▸ EXERCISE: Repeat the listing below in full, exactly as it stands.
:::
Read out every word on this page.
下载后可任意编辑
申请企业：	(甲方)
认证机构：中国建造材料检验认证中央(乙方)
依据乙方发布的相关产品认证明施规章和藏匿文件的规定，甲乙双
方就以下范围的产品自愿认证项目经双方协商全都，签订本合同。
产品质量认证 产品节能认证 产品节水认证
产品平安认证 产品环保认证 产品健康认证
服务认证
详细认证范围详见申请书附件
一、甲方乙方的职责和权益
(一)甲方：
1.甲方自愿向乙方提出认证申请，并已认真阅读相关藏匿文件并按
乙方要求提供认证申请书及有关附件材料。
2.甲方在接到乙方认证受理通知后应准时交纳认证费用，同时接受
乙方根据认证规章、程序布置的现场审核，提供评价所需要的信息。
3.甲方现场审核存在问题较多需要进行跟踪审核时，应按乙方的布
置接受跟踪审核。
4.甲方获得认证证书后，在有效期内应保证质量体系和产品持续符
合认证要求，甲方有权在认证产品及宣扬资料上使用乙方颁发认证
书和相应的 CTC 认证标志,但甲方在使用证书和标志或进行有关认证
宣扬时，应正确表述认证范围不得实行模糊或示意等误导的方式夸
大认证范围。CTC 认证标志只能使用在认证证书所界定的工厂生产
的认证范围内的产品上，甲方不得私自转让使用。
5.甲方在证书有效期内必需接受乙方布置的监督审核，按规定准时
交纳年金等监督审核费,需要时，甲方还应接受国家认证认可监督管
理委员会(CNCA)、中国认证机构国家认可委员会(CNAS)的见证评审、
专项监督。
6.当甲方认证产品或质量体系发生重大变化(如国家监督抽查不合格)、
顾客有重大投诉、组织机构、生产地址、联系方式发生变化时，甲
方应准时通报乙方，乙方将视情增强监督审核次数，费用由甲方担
:::
▸ EXERCISE RESULT:
Read out every word on this page.
下载后可任意编辑
申请企业：	(甲方)
认证机构：中国建造材料检验认证中央(乙方)
依据乙方发布的相关产品认证明施规章和藏匿文件的规定，甲乙双
方就以下范围的产品自愿认证项目经双方协商全都，签订本合同。
产品质量认证 产品节能认证 产品节水认证
产品平安认证 产品环保认证 产品健康认证
服务认证
详细认证范围详见申请书附件
一、甲方乙方的职责和权益
(一)甲方：
1.甲方自愿向乙方提出认证申请，并已认真阅读相关藏匿文件并按
乙方要求提供认证申请书及有关附件材料。
2.甲方在接到乙方认证受理通知后应准时交纳认证费用，同时接受
乙方根据认证规章、程序布置的现场审核，提供评价所需要的信息。
3.甲方现场审核存在问题较多需要进行跟踪审核时，应按乙方的布
置接受跟踪审核。
4.甲方获得认证证书后，在有效期内应保证质量体系和产品持续符
合认证要求，甲方有权在认证产品及宣扬资料上使用乙方颁发认证
书和相应的 CTC 认证标志,但甲方在使用证书和标志或进行有关认证
宣扬时，应正确表述认证范围不得实行模糊或示意等误导的方式夸
大认证范围。CTC 认证标志只能使用在认证证书所界定的工厂生产
的认证范围内的产品上，甲方不得私自转让使用。
5.甲方在证书有效期内必需接受乙方布置的监督审核，按规定准时
交纳年金等监督审核费,需要时，甲方还应接受国家认证认可监督管
理委员会(CNCA)、中国认证机构国家认可委员会(CNAS)的见证评审、
专项监督。
6.当甲方认证产品或质量体系发生重大变化(如国家监督抽查不合格)、
顾客有重大投诉、组织机构、生产地址、联系方式发生变化时，甲
方应准时通报乙方，乙方将视情增强监督审核次数，费用由甲方担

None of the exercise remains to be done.